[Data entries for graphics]
########################################

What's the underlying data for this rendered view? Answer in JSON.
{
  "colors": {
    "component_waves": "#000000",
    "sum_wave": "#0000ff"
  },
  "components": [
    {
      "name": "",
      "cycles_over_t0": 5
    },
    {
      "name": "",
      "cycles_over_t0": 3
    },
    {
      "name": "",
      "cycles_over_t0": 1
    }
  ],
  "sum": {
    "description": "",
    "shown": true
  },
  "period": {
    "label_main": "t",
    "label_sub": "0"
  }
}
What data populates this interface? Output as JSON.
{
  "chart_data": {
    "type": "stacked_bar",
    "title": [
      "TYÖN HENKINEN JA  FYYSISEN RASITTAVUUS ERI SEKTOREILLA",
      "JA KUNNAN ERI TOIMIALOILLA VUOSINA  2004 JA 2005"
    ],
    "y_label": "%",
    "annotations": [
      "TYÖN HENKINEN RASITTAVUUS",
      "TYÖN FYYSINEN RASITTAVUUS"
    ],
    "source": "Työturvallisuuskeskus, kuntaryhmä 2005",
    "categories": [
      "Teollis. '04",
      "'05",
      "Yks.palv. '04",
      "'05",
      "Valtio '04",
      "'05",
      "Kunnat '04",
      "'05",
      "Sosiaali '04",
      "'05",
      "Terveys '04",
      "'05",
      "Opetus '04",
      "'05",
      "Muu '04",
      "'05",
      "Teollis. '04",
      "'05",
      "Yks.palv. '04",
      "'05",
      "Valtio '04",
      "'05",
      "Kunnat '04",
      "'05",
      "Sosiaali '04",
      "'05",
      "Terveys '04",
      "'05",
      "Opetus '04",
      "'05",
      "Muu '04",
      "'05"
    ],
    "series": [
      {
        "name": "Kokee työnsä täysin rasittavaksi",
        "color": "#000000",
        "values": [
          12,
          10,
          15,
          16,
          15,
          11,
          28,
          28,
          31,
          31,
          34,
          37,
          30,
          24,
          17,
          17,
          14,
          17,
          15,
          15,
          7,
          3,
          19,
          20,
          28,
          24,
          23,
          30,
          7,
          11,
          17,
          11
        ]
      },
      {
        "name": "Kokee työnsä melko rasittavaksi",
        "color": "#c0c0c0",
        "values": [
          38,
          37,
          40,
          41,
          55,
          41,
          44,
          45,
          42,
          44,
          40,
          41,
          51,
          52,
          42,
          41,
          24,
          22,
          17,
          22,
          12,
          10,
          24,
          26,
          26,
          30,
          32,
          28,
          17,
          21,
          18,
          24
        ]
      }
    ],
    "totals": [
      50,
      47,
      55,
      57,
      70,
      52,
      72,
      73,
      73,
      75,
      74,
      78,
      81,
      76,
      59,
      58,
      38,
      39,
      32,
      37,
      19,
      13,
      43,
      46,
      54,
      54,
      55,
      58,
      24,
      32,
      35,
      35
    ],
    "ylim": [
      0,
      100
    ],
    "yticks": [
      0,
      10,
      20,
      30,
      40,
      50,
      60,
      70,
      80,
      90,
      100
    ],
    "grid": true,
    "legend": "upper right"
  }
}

########################################

Each record above should be restated word for word.

* [Output for this exercise]
What's the underlying data for this rendered view? Answer in JSON.
{
  "colors": {
    "component_waves": "#000000",
    "sum_wave": "#0000ff"
  },
  "components": [
    {
      "name": "",
      "cycles_over_t0": 5
    },
    {
      "name": "",
      "cycles_over_t0": 3
    },
    {
      "name": "",
      "cycles_over_t0": 1
    }
  ],
  "sum": {
    "description": "",
    "shown": true
  },
  "period": {
    "label_main": "t",
    "label_sub": "0"
  }
}
What data populates this interface? Output as JSON.
{
  "chart_data": {
    "type": "stacked_bar",
    "title": [
      "TYÖN HENKINEN JA  FYYSISEN RASITTAVUUS ERI SEKTOREILLA",
      "JA KUNNAN ERI TOIMIALOILLA VUOSINA  2004 JA 2005"
    ],
    "y_label": "%",
    "annotations": [
      "TYÖN HENKINEN RASITTAVUUS",
      "TYÖN FYYSINEN RASITTAVUUS"
    ],
    "source": "Työturvallisuuskeskus, kuntaryhmä 2005",
    "categories": [
      "Teollis. '04",
      "'05",
      "Yks.palv. '04",
      "'05",
      "Valtio '04",
      "'05",
      "Kunnat '04",
      "'05",
      "Sosiaali '04",
      "'05",
      "Terveys '04",
      "'05",
      "Opetus '04",
      "'05",
      "Muu '04",
      "'05",
      "Teollis. '04",
      "'05",
      "Yks.palv. '04",
      "'05",
      "Valtio '04",
      "'05",
      "Kunnat '04",
      "'05",
      "Sosiaali '04",
      "'05",
      "Terveys '04",
      "'05",
      "Opetus '04",
      "'05",
      "Muu '04",
      "'05"
    ],
    "series": [
      {
        "name": "Kokee työnsä täysin rasittavaksi",
        "color": "#000000",
        "values": [
          12,
          10,
          15,
          16,
          15,
          11,
          28,
          28,
          31,
          31,
          34,
          37,
          30,
          24,
          17,
          17,
          14,
          17,
          15,
          15,
          7,
          3,
          19,
          20,
          28,
          24,
          23,
          30,
          7,
          11,
          17,
          11
        ]
      },
      {
        "name": "Kokee työnsä melko rasittavaksi",
        "color": "#c0c0c0",
        "values": [
          38,
          37,
          40,
          41,
          55,
          41,
          44,
          45,
          42,
          44,
          40,
          41,
          51,
          52,
          42,
          41,
          24,
          22,
          17,
          22,
          12,
          10,
          24,
          26,
          26,
          30,
          32,
          28,
          17,
          21,
          18,
          24
        ]
      }
    ],
    "totals": [
      50,
      47,
      55,
      57,
      70,
      52,
      72,
      73,
      73,
      75,
      74,
      78,
      81,
      76,
      59,
      58,
      38,
      39,
      32,
      37,
      19,
      13,
      43,
      46,
      54,
      54,
      55,
      58,
      24,
      32,
      35,
      35
    ],
    "ylim": [
      0,
      100
    ],
    "yticks": [
      0,
      10,
      20,
      30,
      40,
      50,
      60,
      70,
      80,
      90,
      100
    ],
    "grid": true,
    "legend": "upper right"
  }
}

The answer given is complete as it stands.